■ **Instructions for the task**:
Reproduce the listing below in full and without alteration, apart from its pictures.
--- start of Raw data ---
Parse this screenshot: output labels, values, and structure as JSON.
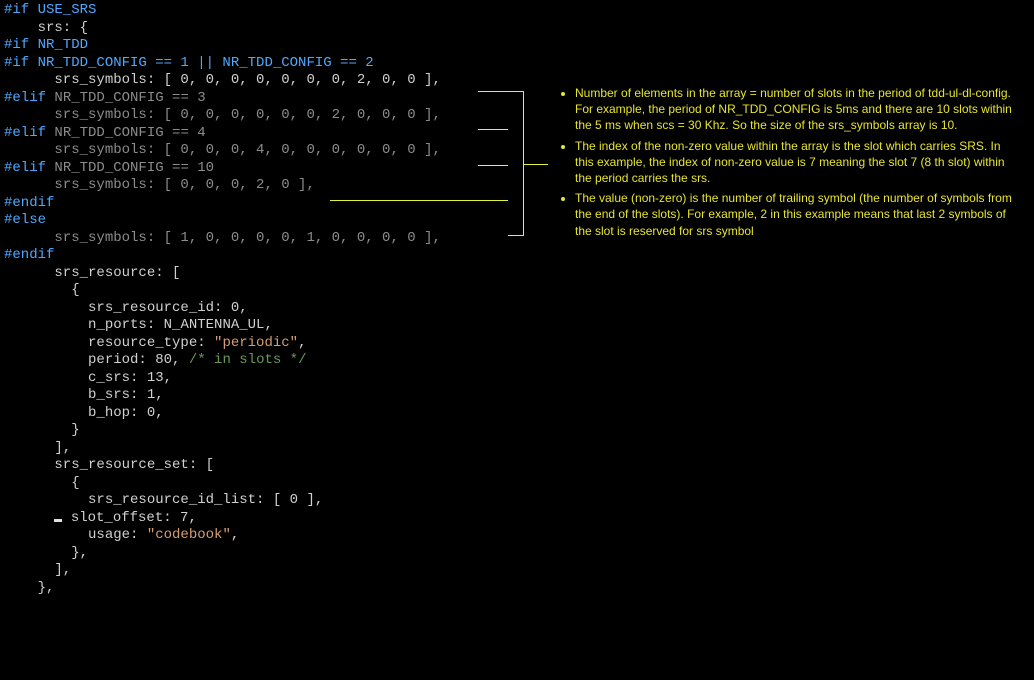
{
  "code": {
    "l1_pp": "#if USE_SRS",
    "l2": "    srs: {",
    "l3_pp": "#if NR_TDD",
    "l4_pp": "#if NR_TDD_CONFIG == 1 || NR_TDD_CONFIG == 2",
    "l5_indent": "      srs_symbols: [ 0, 0, 0, 0, 0, 0, 0, 2, 0, 0 ],",
    "l6_pp_k": "#elif ",
    "l6_dim": "NR_TDD_CONFIG == 3",
    "l7_dim": "      srs_symbols: [ 0, 0, 0, 0, 0, 0, 2, 0, 0, 0 ],",
    "l8_pp_k": "#elif ",
    "l8_dim": "NR_TDD_CONFIG == 4",
    "l9_dim": "      srs_symbols: [ 0, 0, 0, 4, 0, 0, 0, 0, 0, 0 ],",
    "l10_pp_k": "#elif ",
    "l10_dim": "NR_TDD_CONFIG == 10",
    "l11_dim": "      srs_symbols: [ 0, 0, 0, 2, 0 ],",
    "l12_pp": "#endif",
    "l13_pp": "#else",
    "l14_dim": "      srs_symbols: [ 1, 0, 0, 0, 0, 1, 0, 0, 0, 0 ],",
    "l15_pp": "#endif",
    "res_open": "      srs_resource: [",
    "brace_o": "        {",
    "res_id_k": "          srs_resource_id: ",
    "res_id_v": "0",
    "nports_k": "          n_ports: ",
    "nports_v": "N_ANTENNA_UL",
    "rtype_k": "          resource_type: ",
    "rtype_v": "\"periodic\"",
    "period_k": "          period: ",
    "period_v": "80",
    "period_c": " /* in slots */",
    "csrs_k": "          c_srs: ",
    "csrs_v": "13",
    "bsrs_k": "          b_srs: ",
    "bsrs_v": "1",
    "bhop_k": "          b_hop: ",
    "bhop_v": "0",
    "brace_c": "        }",
    "arr_c": "      ],",
    "set_open": "      srs_resource_set: [",
    "set_brace_o": "        {",
    "idlist_k": "          srs_resource_id_list: [ ",
    "idlist_v": "0",
    "idlist_e": " ],",
    "slotoff_pre": "      ",
    "slotoff_k": " slot_offset: ",
    "slotoff_v": "7",
    "usage_k": "          usage: ",
    "usage_v": "\"codebook\"",
    "set_brace_c": "        },",
    "set_arr_c": "      ],",
    "srs_close": "    },"
  },
  "annot": {
    "b1": "Number of elements in the array = number of slots in the period of tdd-ul-dl-config.  For example, the period of NR_TDD_CONFIG is 5ms and there are 10 slots within the 5 ms when scs = 30 Khz. So the size of the srs_symbols array is 10.",
    "b2": "The index of the non-zero value within the array is the slot which carries SRS. In this example, the index of non-zero value is 7 meaning the slot 7 (8 th slot) within the period carries the srs.",
    "b3": "The value (non-zero) is the number of trailing symbol (the number of symbols from the end of the slots). For example, 2 in this example means that last 2 symbols of the slot is reserved for srs symbol"
  }
}
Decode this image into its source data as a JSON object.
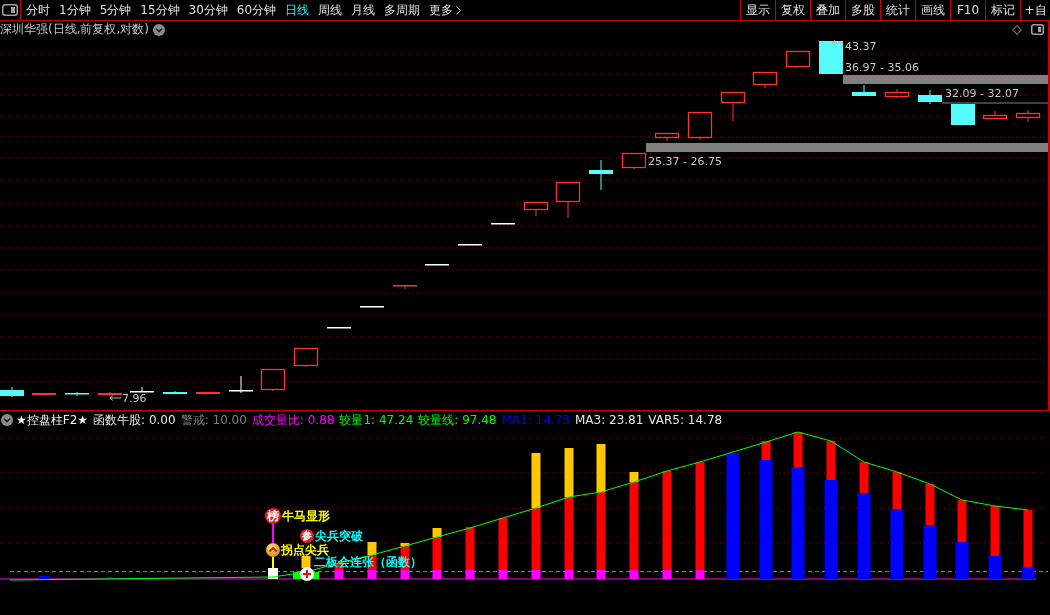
{
  "toolbar": {
    "period_tabs": [
      {
        "label": "分时",
        "selected": false
      },
      {
        "label": "1分钟",
        "selected": false
      },
      {
        "label": "5分钟",
        "selected": false
      },
      {
        "label": "15分钟",
        "selected": false
      },
      {
        "label": "30分钟",
        "selected": false
      },
      {
        "label": "60分钟",
        "selected": false
      },
      {
        "label": "日线",
        "selected": true
      },
      {
        "label": "周线",
        "selected": false
      },
      {
        "label": "月线",
        "selected": false
      },
      {
        "label": "多周期",
        "selected": false
      }
    ],
    "more_button": "更多",
    "tools": [
      "显示",
      "复权",
      "叠加",
      "多股",
      "统计",
      "画线",
      "F10",
      "标记",
      "+自"
    ]
  },
  "price_chart": {
    "title": "深圳华强(日线,前复权,对数)",
    "markers": [
      {
        "kind": "high",
        "label": "43.37"
      },
      {
        "kind": "low",
        "label": "7.96"
      }
    ],
    "zones": [
      {
        "label": "36.97 - 35.06"
      },
      {
        "label": "32.09 - 32.07"
      },
      {
        "label": "25.37 - 26.75"
      }
    ]
  },
  "indicator_panel": {
    "title": "★控盘柱F2★",
    "legend": [
      {
        "label": "函数牛股: 0.00",
        "color": "#e6e6e6"
      },
      {
        "label": "警戒: 10.00",
        "color": "#808080"
      },
      {
        "label": "成交量比: 0.88",
        "color": "#ff00ff"
      },
      {
        "label": "较量1: 47.24",
        "color": "#00ff00"
      },
      {
        "label": "较量线: 97.48",
        "color": "#00ff00"
      },
      {
        "label": "MA1: 14.73",
        "color": "#0000ff"
      },
      {
        "label": "MA3: 23.81",
        "color": "#e6e6e6"
      },
      {
        "label": "VAR5: 14.78",
        "color": "#e6e6e6"
      }
    ],
    "signals": [
      {
        "kind": "badge",
        "badge": "榜",
        "label": "牛马显形",
        "color": "#ffff00"
      },
      {
        "kind": "badge",
        "badge": "参",
        "label": "尖兵突破",
        "color": "#00ffff"
      },
      {
        "kind": "chevron",
        "label": "拐点尖兵",
        "color": "#ffff00"
      },
      {
        "kind": "plain",
        "label": "二板会连张（函数）",
        "color": "#00ffff"
      }
    ]
  }
}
--- end of Raw data ---
■ **Exercise solution**:
Parse this screenshot: output labels, values, and structure as JSON.
{
  "code": {
    "l1_pp": "#if USE_SRS",
    "l2": "    srs: {",
    "l3_pp": "#if NR_TDD",
    "l4_pp": "#if NR_TDD_CONFIG == 1 || NR_TDD_CONFIG == 2",
    "l5_indent": "      srs_symbols: [ 0, 0, 0, 0, 0, 0, 0, 2, 0, 0 ],",
    "l6_pp_k": "#elif ",
    "l6_dim": "NR_TDD_CONFIG == 3",
    "l7_dim": "      srs_symbols: [ 0, 0, 0, 0, 0, 0, 2, 0, 0, 0 ],",
    "l8_pp_k": "#elif ",
    "l8_dim": "NR_TDD_CONFIG == 4",
    "l9_dim": "      srs_symbols: [ 0, 0, 0, 4, 0, 0, 0, 0, 0, 0 ],",
    "l10_pp_k": "#elif ",
    "l10_dim": "NR_TDD_CONFIG == 10",
    "l11_dim": "      srs_symbols: [ 0, 0, 0, 2, 0 ],",
    "l12_pp": "#endif",
    "l13_pp": "#else",
    "l14_dim": "      srs_symbols: [ 1, 0, 0, 0, 0, 1, 0, 0, 0, 0 ],",
    "l15_pp": "#endif",
    "res_open": "      srs_resource: [",
    "brace_o": "        {",
    "res_id_k": "          srs_resource_id: ",
    "res_id_v": "0",
    "nports_k": "          n_ports: ",
    "nports_v": "N_ANTENNA_UL",
    "rtype_k": "          resource_type: ",
    "rtype_v": "\"periodic\"",
    "period_k": "          period: ",
    "period_v": "80",
    "period_c": " /* in slots */",
    "csrs_k": "          c_srs: ",
    "csrs_v": "13",
    "bsrs_k": "          b_srs: ",
    "bsrs_v": "1",
    "bhop_k": "          b_hop: ",
    "bhop_v": "0",
    "brace_c": "        }",
    "arr_c": "      ],",
    "set_open": "      srs_resource_set: [",
    "set_brace_o": "        {",
    "idlist_k": "          srs_resource_id_list: [ ",
    "idlist_v": "0",
    "idlist_e": " ],",
    "slotoff_pre": "      ",
    "slotoff_k": " slot_offset: ",
    "slotoff_v": "7",
    "usage_k": "          usage: ",
    "usage_v": "\"codebook\"",
    "set_brace_c": "        },",
    "set_arr_c": "      ],",
    "srs_close": "    },"
  },
  "annot": {
    "b1": "Number of elements in the array = number of slots in the period of tdd-ul-dl-config.  For example, the period of NR_TDD_CONFIG is 5ms and there are 10 slots within the 5 ms when scs = 30 Khz. So the size of the srs_symbols array is 10.",
    "b2": "The index of the non-zero value within the array is the slot which carries SRS. In this example, the index of non-zero value is 7 meaning the slot 7 (8 th slot) within the period carries the srs.",
    "b3": "The value (non-zero) is the number of trailing symbol (the number of symbols from the end of the slots). For example, 2 in this example means that last 2 symbols of the slot is reserved for srs symbol"
  }
}
Decode this image into its source data as a JSON object.
{
  "toolbar": {
    "period_tabs": [
      {
        "label": "分时",
        "selected": false
      },
      {
        "label": "1分钟",
        "selected": false
      },
      {
        "label": "5分钟",
        "selected": false
      },
      {
        "label": "15分钟",
        "selected": false
      },
      {
        "label": "30分钟",
        "selected": false
      },
      {
        "label": "60分钟",
        "selected": false
      },
      {
        "label": "日线",
        "selected": true
      },
      {
        "label": "周线",
        "selected": false
      },
      {
        "label": "月线",
        "selected": false
      },
      {
        "label": "多周期",
        "selected": false
      }
    ],
    "more_button": "更多",
    "tools": [
      "显示",
      "复权",
      "叠加",
      "多股",
      "统计",
      "画线",
      "F10",
      "标记",
      "+自"
    ]
  },
  "price_chart": {
    "title": "深圳华强(日线,前复权,对数)",
    "markers": [
      {
        "kind": "high",
        "label": "43.37"
      },
      {
        "kind": "low",
        "label": "7.96"
      }
    ],
    "zones": [
      {
        "label": "36.97 - 35.06"
      },
      {
        "label": "32.09 - 32.07"
      },
      {
        "label": "25.37 - 26.75"
      }
    ]
  },
  "indicator_panel": {
    "title": "★控盘柱F2★",
    "legend": [
      {
        "label": "函数牛股: 0.00",
        "color": "#e6e6e6"
      },
      {
        "label": "警戒: 10.00",
        "color": "#808080"
      },
      {
        "label": "成交量比: 0.88",
        "color": "#ff00ff"
      },
      {
        "label": "较量1: 47.24",
        "color": "#00ff00"
      },
      {
        "label": "较量线: 97.48",
        "color": "#00ff00"
      },
      {
        "label": "MA1: 14.73",
        "color": "#0000ff"
      },
      {
        "label": "MA3: 23.81",
        "color": "#e6e6e6"
      },
      {
        "label": "VAR5: 14.78",
        "color": "#e6e6e6"
      }
    ],
    "signals": [
      {
        "kind": "badge",
        "badge": "榜",
        "label": "牛马显形",
        "color": "#ffff00"
      },
      {
        "kind": "badge",
        "badge": "参",
        "label": "尖兵突破",
        "color": "#00ffff"
      },
      {
        "kind": "chevron",
        "label": "拐点尖兵",
        "color": "#ffff00"
      },
      {
        "kind": "plain",
        "label": "二板会连张（函数）",
        "color": "#00ffff"
      }
    ]
  }
}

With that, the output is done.